[Excerpt from a dataset]
_____

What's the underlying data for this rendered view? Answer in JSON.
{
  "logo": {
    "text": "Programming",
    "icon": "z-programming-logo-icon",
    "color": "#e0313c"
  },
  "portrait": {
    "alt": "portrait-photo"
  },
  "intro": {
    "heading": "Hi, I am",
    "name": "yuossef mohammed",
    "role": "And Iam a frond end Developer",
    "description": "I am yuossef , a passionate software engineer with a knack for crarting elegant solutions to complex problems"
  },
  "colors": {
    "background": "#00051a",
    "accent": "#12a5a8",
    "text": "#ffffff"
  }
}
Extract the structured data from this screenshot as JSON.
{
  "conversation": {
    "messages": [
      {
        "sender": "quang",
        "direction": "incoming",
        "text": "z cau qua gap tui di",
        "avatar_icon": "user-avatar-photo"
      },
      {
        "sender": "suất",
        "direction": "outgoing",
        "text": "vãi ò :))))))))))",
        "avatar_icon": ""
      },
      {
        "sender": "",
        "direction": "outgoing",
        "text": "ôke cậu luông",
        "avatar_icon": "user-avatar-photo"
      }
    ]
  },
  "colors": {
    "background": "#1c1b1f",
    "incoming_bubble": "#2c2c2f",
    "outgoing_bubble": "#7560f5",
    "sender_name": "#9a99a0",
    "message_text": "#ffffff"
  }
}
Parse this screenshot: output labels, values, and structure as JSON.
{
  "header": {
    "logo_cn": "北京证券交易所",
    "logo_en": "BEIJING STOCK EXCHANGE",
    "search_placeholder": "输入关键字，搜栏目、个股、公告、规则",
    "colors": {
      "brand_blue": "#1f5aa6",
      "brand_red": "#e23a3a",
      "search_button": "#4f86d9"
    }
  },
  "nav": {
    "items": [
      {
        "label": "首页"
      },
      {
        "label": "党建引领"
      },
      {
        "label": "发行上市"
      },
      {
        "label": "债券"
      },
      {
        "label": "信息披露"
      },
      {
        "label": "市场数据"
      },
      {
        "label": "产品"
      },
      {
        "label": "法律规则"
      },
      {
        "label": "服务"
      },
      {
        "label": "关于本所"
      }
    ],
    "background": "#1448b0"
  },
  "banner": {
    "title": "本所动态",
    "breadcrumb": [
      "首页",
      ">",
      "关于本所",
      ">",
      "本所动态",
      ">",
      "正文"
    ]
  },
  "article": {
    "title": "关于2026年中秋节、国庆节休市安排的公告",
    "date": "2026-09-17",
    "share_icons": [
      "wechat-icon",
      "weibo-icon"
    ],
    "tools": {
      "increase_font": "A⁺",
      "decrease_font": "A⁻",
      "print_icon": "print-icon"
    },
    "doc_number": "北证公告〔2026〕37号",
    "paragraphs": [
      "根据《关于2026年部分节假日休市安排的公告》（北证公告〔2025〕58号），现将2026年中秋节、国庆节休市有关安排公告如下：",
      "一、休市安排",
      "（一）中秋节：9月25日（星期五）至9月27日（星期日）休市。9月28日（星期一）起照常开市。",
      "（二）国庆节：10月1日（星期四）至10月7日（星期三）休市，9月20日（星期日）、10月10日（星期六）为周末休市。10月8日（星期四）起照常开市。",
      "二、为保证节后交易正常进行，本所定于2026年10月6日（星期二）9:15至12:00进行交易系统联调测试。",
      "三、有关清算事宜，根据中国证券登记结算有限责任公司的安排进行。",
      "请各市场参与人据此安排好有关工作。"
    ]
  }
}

_____

**Problem requirements**
Word for word, quote all of the data above.

**Correct result**
What's the underlying data for this rendered view? Answer in JSON.
{
  "logo": {
    "text": "Programming",
    "icon": "z-programming-logo-icon",
    "color": "#e0313c"
  },
  "portrait": {
    "alt": "portrait-photo"
  },
  "intro": {
    "heading": "Hi, I am",
    "name": "yuossef mohammed",
    "role": "And Iam a frond end Developer",
    "description": "I am yuossef , a passionate software engineer with a knack for crarting elegant solutions to complex problems"
  },
  "colors": {
    "background": "#00051a",
    "accent": "#12a5a8",
    "text": "#ffffff"
  }
}
Extract the structured data from this screenshot as JSON.
{
  "conversation": {
    "messages": [
      {
        "sender": "quang",
        "direction": "incoming",
        "text": "z cau qua gap tui di",
        "avatar_icon": "user-avatar-photo"
      },
      {
        "sender": "suất",
        "direction": "outgoing",
        "text": "vãi ò :))))))))))",
        "avatar_icon": ""
      },
      {
        "sender": "",
        "direction": "outgoing",
        "text": "ôke cậu luông",
        "avatar_icon": "user-avatar-photo"
      }
    ]
  },
  "colors": {
    "background": "#1c1b1f",
    "incoming_bubble": "#2c2c2f",
    "outgoing_bubble": "#7560f5",
    "sender_name": "#9a99a0",
    "message_text": "#ffffff"
  }
}
Parse this screenshot: output labels, values, and structure as JSON.
{
  "header": {
    "logo_cn": "北京证券交易所",
    "logo_en": "BEIJING STOCK EXCHANGE",
    "search_placeholder": "输入关键字，搜栏目、个股、公告、规则",
    "colors": {
      "brand_blue": "#1f5aa6",
      "brand_red": "#e23a3a",
      "search_button": "#4f86d9"
    }
  },
  "nav": {
    "items": [
      {
        "label": "首页"
      },
      {
        "label": "党建引领"
      },
      {
        "label": "发行上市"
      },
      {
        "label": "债券"
      },
      {
        "label": "信息披露"
      },
      {
        "label": "市场数据"
      },
      {
        "label": "产品"
      },
      {
        "label": "法律规则"
      },
      {
        "label": "服务"
      },
      {
        "label": "关于本所"
      }
    ],
    "background": "#1448b0"
  },
  "banner": {
    "title": "本所动态",
    "breadcrumb": [
      "首页",
      ">",
      "关于本所",
      ">",
      "本所动态",
      ">",
      "正文"
    ]
  },
  "article": {
    "title": "关于2026年中秋节、国庆节休市安排的公告",
    "date": "2026-09-17",
    "share_icons": [
      "wechat-icon",
      "weibo-icon"
    ],
    "tools": {
      "increase_font": "A⁺",
      "decrease_font": "A⁻",
      "print_icon": "print-icon"
    },
    "doc_number": "北证公告〔2026〕37号",
    "paragraphs": [
      "根据《关于2026年部分节假日休市安排的公告》（北证公告〔2025〕58号），现将2026年中秋节、国庆节休市有关安排公告如下：",
      "一、休市安排",
      "（一）中秋节：9月25日（星期五）至9月27日（星期日）休市。9月28日（星期一）起照常开市。",
      "（二）国庆节：10月1日（星期四）至10月7日（星期三）休市，9月20日（星期日）、10月10日（星期六）为周末休市。10月8日（星期四）起照常开市。",
      "二、为保证节后交易正常进行，本所定于2026年10月6日（星期二）9:15至12:00进行交易系统联调测试。",
      "三、有关清算事宜，根据中国证券登记结算有限责任公司的安排进行。",
      "请各市场参与人据此安排好有关工作。"
    ]
  }
}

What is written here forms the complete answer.